>>

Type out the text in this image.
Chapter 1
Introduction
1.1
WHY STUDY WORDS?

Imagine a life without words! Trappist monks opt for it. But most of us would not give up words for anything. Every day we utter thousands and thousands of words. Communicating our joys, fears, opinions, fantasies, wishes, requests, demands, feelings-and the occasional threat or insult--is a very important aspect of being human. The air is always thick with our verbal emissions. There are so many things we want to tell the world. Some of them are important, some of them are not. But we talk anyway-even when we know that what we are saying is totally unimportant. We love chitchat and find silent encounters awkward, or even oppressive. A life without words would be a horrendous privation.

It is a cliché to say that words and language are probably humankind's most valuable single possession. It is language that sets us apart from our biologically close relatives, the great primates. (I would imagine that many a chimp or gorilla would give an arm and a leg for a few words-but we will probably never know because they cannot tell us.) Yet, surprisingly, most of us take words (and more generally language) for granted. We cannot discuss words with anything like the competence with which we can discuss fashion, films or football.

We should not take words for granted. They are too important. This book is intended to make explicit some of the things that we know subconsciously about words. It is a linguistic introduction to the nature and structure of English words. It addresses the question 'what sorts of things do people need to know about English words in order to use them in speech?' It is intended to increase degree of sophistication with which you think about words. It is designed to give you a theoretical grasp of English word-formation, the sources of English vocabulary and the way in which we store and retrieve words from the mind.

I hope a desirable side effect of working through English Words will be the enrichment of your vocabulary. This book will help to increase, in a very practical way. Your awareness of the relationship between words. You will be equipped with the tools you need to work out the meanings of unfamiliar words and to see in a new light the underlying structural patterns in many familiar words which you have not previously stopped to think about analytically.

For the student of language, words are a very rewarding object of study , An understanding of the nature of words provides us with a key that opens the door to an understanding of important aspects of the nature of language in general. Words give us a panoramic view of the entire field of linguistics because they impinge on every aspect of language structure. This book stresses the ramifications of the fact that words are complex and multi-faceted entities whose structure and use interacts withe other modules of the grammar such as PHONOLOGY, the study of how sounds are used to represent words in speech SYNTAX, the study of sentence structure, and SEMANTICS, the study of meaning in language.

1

<<

## Work to do
Write out the entries above word for word.

## Problem solution
Type out the text in this image.
Chapter 1
Introduction
1.1
WHY STUDY WORDS?

Imagine a life without words! Trappist monks opt for it. But most of us would not give up words for anything. Every day we utter thousands and thousands of words. Communicating our joys, fears, opinions, fantasies, wishes, requests, demands, feelings-and the occasional threat or insult--is a very important aspect of being human. The air is always thick with our verbal emissions. There are so many things we want to tell the world. Some of them are important, some of them are not. But we talk anyway-even when we know that what we are saying is totally unimportant. We love chitchat and find silent encounters awkward, or even oppressive. A life without words would be a horrendous privation.

It is a cliché to say that words and language are probably humankind's most valuable single possession. It is language that sets us apart from our biologically close relatives, the great primates. (I would imagine that many a chimp or gorilla would give an arm and a leg for a few words-but we will probably never know because they cannot tell us.) Yet, surprisingly, most of us take words (and more generally language) for granted. We cannot discuss words with anything like the competence with which we can discuss fashion, films or football.

We should not take words for granted. They are too important. This book is intended to make explicit some of the things that we know subconsciously about words. It is a linguistic introduction to the nature and structure of English words. It addresses the question 'what sorts of things do people need to know about English words in order to use them in speech?' It is intended to increase degree of sophistication with which you think about words. It is designed to give you a theoretical grasp of English word-formation, the sources of English vocabulary and the way in which we store and retrieve words from the mind.

I hope a desirable side effect of working through English Words will be the enrichment of your vocabulary. This book will help to increase, in a very practical way. Your awareness of the relationship between words. You will be equipped with the tools you need to work out the meanings of unfamiliar words and to see in a new light the underlying structural patterns in many familiar words which you have not previously stopped to think about analytically.

For the student of language, words are a very rewarding object of study , An understanding of the nature of words provides us with a key that opens the door to an understanding of important aspects of the nature of language in general. Words give us a panoramic view of the entire field of linguistics because they impinge on every aspect of language structure. This book stresses the ramifications of the fact that words are complex and multi-faceted entities whose structure and use interacts withe other modules of the grammar such as PHONOLOGY, the study of how sounds are used to represent words in speech SYNTAX, the study of sentence structure, and SEMANTICS, the study of meaning in language.

1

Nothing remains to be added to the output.